Exercise prompt
Transcribe the records below in full; pictures stay out of the copy.
— START —
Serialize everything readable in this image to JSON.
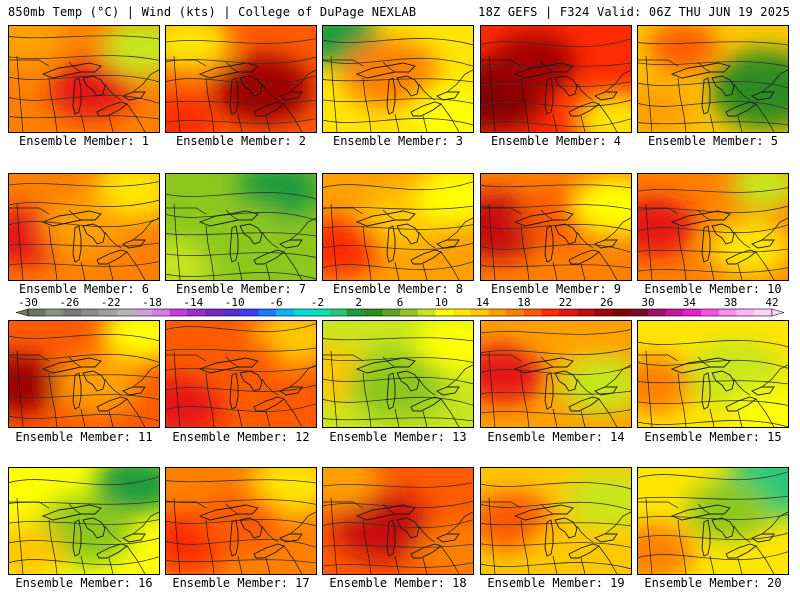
{
  "header": {
    "left": "850mb Temp (°C) | Wind (kts) | College of DuPage NEXLAB",
    "right": "18Z GEFS | F324 Valid: 06Z THU JUN 19 2025"
  },
  "panels": [
    {
      "label": "Ensemble Member: 1",
      "base": 17,
      "blobs": [
        [
          0.55,
          0.6,
          22,
          30
        ],
        [
          0.1,
          0.1,
          15,
          30
        ],
        [
          0.9,
          0.2,
          9,
          30
        ]
      ]
    },
    {
      "label": "Ensemble Member: 2",
      "base": 18,
      "blobs": [
        [
          0.65,
          0.6,
          25,
          35
        ],
        [
          0.15,
          0.15,
          12,
          30
        ],
        [
          0.1,
          0.9,
          20,
          25
        ]
      ]
    },
    {
      "label": "Ensemble Member: 3",
      "base": 12,
      "blobs": [
        [
          0.1,
          0.1,
          2,
          30
        ],
        [
          0.45,
          0.45,
          17,
          35
        ],
        [
          0.85,
          0.85,
          10,
          30
        ]
      ]
    },
    {
      "label": "Ensemble Member: 4",
      "base": 20,
      "blobs": [
        [
          0.1,
          0.65,
          28,
          35
        ],
        [
          0.35,
          0.35,
          26,
          30
        ],
        [
          0.9,
          0.9,
          12,
          30
        ]
      ]
    },
    {
      "label": "Ensemble Member: 5",
      "base": 13,
      "blobs": [
        [
          0.85,
          0.6,
          3,
          40
        ],
        [
          0.3,
          0.2,
          18,
          25
        ],
        [
          0.1,
          0.8,
          16,
          30
        ]
      ]
    },
    {
      "label": "Ensemble Member: 6",
      "base": 17,
      "blobs": [
        [
          0.1,
          0.6,
          23,
          30
        ],
        [
          0.85,
          0.15,
          12,
          30
        ],
        [
          0.5,
          0.5,
          16,
          30
        ]
      ]
    },
    {
      "label": "Ensemble Member: 7",
      "base": 7,
      "blobs": [
        [
          0.75,
          0.15,
          2,
          30
        ],
        [
          0.1,
          0.85,
          9,
          25
        ],
        [
          0.5,
          0.6,
          6,
          35
        ]
      ]
    },
    {
      "label": "Ensemble Member: 8",
      "base": 15,
      "blobs": [
        [
          0.1,
          0.7,
          21,
          30
        ],
        [
          0.55,
          0.4,
          14,
          30
        ],
        [
          0.9,
          0.2,
          11,
          30
        ]
      ]
    },
    {
      "label": "Ensemble Member: 9",
      "base": 17,
      "blobs": [
        [
          0.1,
          0.5,
          24,
          35
        ],
        [
          0.55,
          0.4,
          18,
          30
        ],
        [
          0.9,
          0.3,
          10,
          30
        ]
      ]
    },
    {
      "label": "Ensemble Member: 10",
      "base": 17,
      "blobs": [
        [
          0.1,
          0.5,
          23,
          30
        ],
        [
          0.85,
          0.1,
          8,
          25
        ],
        [
          0.75,
          0.7,
          12,
          30
        ]
      ]
    },
    {
      "label": "Ensemble Member: 11",
      "base": 18,
      "blobs": [
        [
          0.05,
          0.6,
          25,
          30
        ],
        [
          0.9,
          0.1,
          11,
          30
        ],
        [
          0.6,
          0.6,
          16,
          30
        ]
      ]
    },
    {
      "label": "Ensemble Member: 12",
      "base": 18,
      "blobs": [
        [
          0.1,
          0.8,
          22,
          30
        ],
        [
          0.85,
          0.15,
          13,
          30
        ],
        [
          0.5,
          0.4,
          18,
          30
        ]
      ]
    },
    {
      "label": "Ensemble Member: 13",
      "base": 9,
      "blobs": [
        [
          0.05,
          0.5,
          14,
          30
        ],
        [
          0.5,
          0.6,
          7,
          35
        ],
        [
          0.9,
          0.2,
          10,
          30
        ]
      ]
    },
    {
      "label": "Ensemble Member: 14",
      "base": 15,
      "blobs": [
        [
          0.15,
          0.5,
          23,
          30
        ],
        [
          0.8,
          0.6,
          9,
          30
        ],
        [
          0.6,
          0.1,
          15,
          30
        ]
      ]
    },
    {
      "label": "Ensemble Member: 15",
      "base": 12,
      "blobs": [
        [
          0.1,
          0.6,
          17,
          30
        ],
        [
          0.65,
          0.5,
          8,
          35
        ],
        [
          0.9,
          0.9,
          11,
          30
        ]
      ]
    },
    {
      "label": "Ensemble Member: 16",
      "base": 11,
      "blobs": [
        [
          0.85,
          0.15,
          2,
          30
        ],
        [
          0.5,
          0.6,
          7,
          35
        ],
        [
          0.1,
          0.8,
          14,
          30
        ]
      ]
    },
    {
      "label": "Ensemble Member: 17",
      "base": 17,
      "blobs": [
        [
          0.15,
          0.7,
          20,
          30
        ],
        [
          0.85,
          0.15,
          12,
          30
        ],
        [
          0.5,
          0.5,
          18,
          30
        ]
      ]
    },
    {
      "label": "Ensemble Member: 18",
      "base": 18,
      "blobs": [
        [
          0.4,
          0.55,
          24,
          35
        ],
        [
          0.1,
          0.1,
          16,
          30
        ],
        [
          0.9,
          0.8,
          17,
          30
        ]
      ]
    },
    {
      "label": "Ensemble Member: 19",
      "base": 14,
      "blobs": [
        [
          0.85,
          0.3,
          8,
          30
        ],
        [
          0.2,
          0.5,
          18,
          30
        ],
        [
          0.6,
          0.8,
          14,
          30
        ]
      ]
    },
    {
      "label": "Ensemble Member: 20",
      "base": 12,
      "blobs": [
        [
          0.9,
          0.15,
          0,
          35
        ],
        [
          0.6,
          0.4,
          7,
          30
        ],
        [
          0.1,
          0.8,
          17,
          30
        ]
      ]
    }
  ],
  "colorbar": {
    "ticks": [
      "-30",
      "-26",
      "-22",
      "-18",
      "-14",
      "-10",
      "-6",
      "-2",
      "2",
      "6",
      "10",
      "14",
      "18",
      "22",
      "26",
      "30",
      "34",
      "38",
      "42"
    ],
    "tick_values": [
      -30,
      -26,
      -22,
      -18,
      -14,
      -10,
      -6,
      -2,
      2,
      6,
      10,
      14,
      18,
      22,
      26,
      30,
      34,
      38,
      42
    ],
    "colors": [
      "#6e7466",
      "#8a9186",
      "#787878",
      "#8c8c8c",
      "#a0a0a0",
      "#b4b4b4",
      "#c8a0dc",
      "#d77ae6",
      "#c040d8",
      "#9b30c8",
      "#7a22c4",
      "#5a2ad2",
      "#3c3cff",
      "#1f78ff",
      "#00b4ff",
      "#00dcdc",
      "#00e6b4",
      "#28c87a",
      "#1e9b3c",
      "#2e8b22",
      "#5aa51e",
      "#8cc81e",
      "#c8e61e",
      "#ffff00",
      "#ffe600",
      "#ffc800",
      "#ffa000",
      "#ff8000",
      "#ff5a00",
      "#ff2a00",
      "#e61414",
      "#c80a0a",
      "#a00000",
      "#820000",
      "#7a0820",
      "#a0106a",
      "#c814a0",
      "#e61ec8",
      "#ff50e6",
      "#ff8cf0",
      "#ffb4f5",
      "#ffd2fa"
    ]
  },
  "colors": {
    "outline": "#1a1a1a",
    "contour": "#333333"
  }
}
— END —
Complete answer
Serialize everything readable in this image to JSON.
{
  "header": {
    "left": "850mb Temp (°C) | Wind (kts) | College of DuPage NEXLAB",
    "right": "18Z GEFS | F324 Valid: 06Z THU JUN 19 2025"
  },
  "panels": [
    {
      "label": "Ensemble Member: 1",
      "base": 17,
      "blobs": [
        [
          0.55,
          0.6,
          22,
          30
        ],
        [
          0.1,
          0.1,
          15,
          30
        ],
        [
          0.9,
          0.2,
          9,
          30
        ]
      ]
    },
    {
      "label": "Ensemble Member: 2",
      "base": 18,
      "blobs": [
        [
          0.65,
          0.6,
          25,
          35
        ],
        [
          0.15,
          0.15,
          12,
          30
        ],
        [
          0.1,
          0.9,
          20,
          25
        ]
      ]
    },
    {
      "label": "Ensemble Member: 3",
      "base": 12,
      "blobs": [
        [
          0.1,
          0.1,
          2,
          30
        ],
        [
          0.45,
          0.45,
          17,
          35
        ],
        [
          0.85,
          0.85,
          10,
          30
        ]
      ]
    },
    {
      "label": "Ensemble Member: 4",
      "base": 20,
      "blobs": [
        [
          0.1,
          0.65,
          28,
          35
        ],
        [
          0.35,
          0.35,
          26,
          30
        ],
        [
          0.9,
          0.9,
          12,
          30
        ]
      ]
    },
    {
      "label": "Ensemble Member: 5",
      "base": 13,
      "blobs": [
        [
          0.85,
          0.6,
          3,
          40
        ],
        [
          0.3,
          0.2,
          18,
          25
        ],
        [
          0.1,
          0.8,
          16,
          30
        ]
      ]
    },
    {
      "label": "Ensemble Member: 6",
      "base": 17,
      "blobs": [
        [
          0.1,
          0.6,
          23,
          30
        ],
        [
          0.85,
          0.15,
          12,
          30
        ],
        [
          0.5,
          0.5,
          16,
          30
        ]
      ]
    },
    {
      "label": "Ensemble Member: 7",
      "base": 7,
      "blobs": [
        [
          0.75,
          0.15,
          2,
          30
        ],
        [
          0.1,
          0.85,
          9,
          25
        ],
        [
          0.5,
          0.6,
          6,
          35
        ]
      ]
    },
    {
      "label": "Ensemble Member: 8",
      "base": 15,
      "blobs": [
        [
          0.1,
          0.7,
          21,
          30
        ],
        [
          0.55,
          0.4,
          14,
          30
        ],
        [
          0.9,
          0.2,
          11,
          30
        ]
      ]
    },
    {
      "label": "Ensemble Member: 9",
      "base": 17,
      "blobs": [
        [
          0.1,
          0.5,
          24,
          35
        ],
        [
          0.55,
          0.4,
          18,
          30
        ],
        [
          0.9,
          0.3,
          10,
          30
        ]
      ]
    },
    {
      "label": "Ensemble Member: 10",
      "base": 17,
      "blobs": [
        [
          0.1,
          0.5,
          23,
          30
        ],
        [
          0.85,
          0.1,
          8,
          25
        ],
        [
          0.75,
          0.7,
          12,
          30
        ]
      ]
    },
    {
      "label": "Ensemble Member: 11",
      "base": 18,
      "blobs": [
        [
          0.05,
          0.6,
          25,
          30
        ],
        [
          0.9,
          0.1,
          11,
          30
        ],
        [
          0.6,
          0.6,
          16,
          30
        ]
      ]
    },
    {
      "label": "Ensemble Member: 12",
      "base": 18,
      "blobs": [
        [
          0.1,
          0.8,
          22,
          30
        ],
        [
          0.85,
          0.15,
          13,
          30
        ],
        [
          0.5,
          0.4,
          18,
          30
        ]
      ]
    },
    {
      "label": "Ensemble Member: 13",
      "base": 9,
      "blobs": [
        [
          0.05,
          0.5,
          14,
          30
        ],
        [
          0.5,
          0.6,
          7,
          35
        ],
        [
          0.9,
          0.2,
          10,
          30
        ]
      ]
    },
    {
      "label": "Ensemble Member: 14",
      "base": 15,
      "blobs": [
        [
          0.15,
          0.5,
          23,
          30
        ],
        [
          0.8,
          0.6,
          9,
          30
        ],
        [
          0.6,
          0.1,
          15,
          30
        ]
      ]
    },
    {
      "label": "Ensemble Member: 15",
      "base": 12,
      "blobs": [
        [
          0.1,
          0.6,
          17,
          30
        ],
        [
          0.65,
          0.5,
          8,
          35
        ],
        [
          0.9,
          0.9,
          11,
          30
        ]
      ]
    },
    {
      "label": "Ensemble Member: 16",
      "base": 11,
      "blobs": [
        [
          0.85,
          0.15,
          2,
          30
        ],
        [
          0.5,
          0.6,
          7,
          35
        ],
        [
          0.1,
          0.8,
          14,
          30
        ]
      ]
    },
    {
      "label": "Ensemble Member: 17",
      "base": 17,
      "blobs": [
        [
          0.15,
          0.7,
          20,
          30
        ],
        [
          0.85,
          0.15,
          12,
          30
        ],
        [
          0.5,
          0.5,
          18,
          30
        ]
      ]
    },
    {
      "label": "Ensemble Member: 18",
      "base": 18,
      "blobs": [
        [
          0.4,
          0.55,
          24,
          35
        ],
        [
          0.1,
          0.1,
          16,
          30
        ],
        [
          0.9,
          0.8,
          17,
          30
        ]
      ]
    },
    {
      "label": "Ensemble Member: 19",
      "base": 14,
      "blobs": [
        [
          0.85,
          0.3,
          8,
          30
        ],
        [
          0.2,
          0.5,
          18,
          30
        ],
        [
          0.6,
          0.8,
          14,
          30
        ]
      ]
    },
    {
      "label": "Ensemble Member: 20",
      "base": 12,
      "blobs": [
        [
          0.9,
          0.15,
          0,
          35
        ],
        [
          0.6,
          0.4,
          7,
          30
        ],
        [
          0.1,
          0.8,
          17,
          30
        ]
      ]
    }
  ],
  "colorbar": {
    "ticks": [
      "-30",
      "-26",
      "-22",
      "-18",
      "-14",
      "-10",
      "-6",
      "-2",
      "2",
      "6",
      "10",
      "14",
      "18",
      "22",
      "26",
      "30",
      "34",
      "38",
      "42"
    ],
    "tick_values": [
      -30,
      -26,
      -22,
      -18,
      -14,
      -10,
      -6,
      -2,
      2,
      6,
      10,
      14,
      18,
      22,
      26,
      30,
      34,
      38,
      42
    ],
    "colors": [
      "#6e7466",
      "#8a9186",
      "#787878",
      "#8c8c8c",
      "#a0a0a0",
      "#b4b4b4",
      "#c8a0dc",
      "#d77ae6",
      "#c040d8",
      "#9b30c8",
      "#7a22c4",
      "#5a2ad2",
      "#3c3cff",
      "#1f78ff",
      "#00b4ff",
      "#00dcdc",
      "#00e6b4",
      "#28c87a",
      "#1e9b3c",
      "#2e8b22",
      "#5aa51e",
      "#8cc81e",
      "#c8e61e",
      "#ffff00",
      "#ffe600",
      "#ffc800",
      "#ffa000",
      "#ff8000",
      "#ff5a00",
      "#ff2a00",
      "#e61414",
      "#c80a0a",
      "#a00000",
      "#820000",
      "#7a0820",
      "#a0106a",
      "#c814a0",
      "#e61ec8",
      "#ff50e6",
      "#ff8cf0",
      "#ffb4f5",
      "#ffd2fa"
    ]
  },
  "colors": {
    "outline": "#1a1a1a",
    "contour": "#333333"
  }
}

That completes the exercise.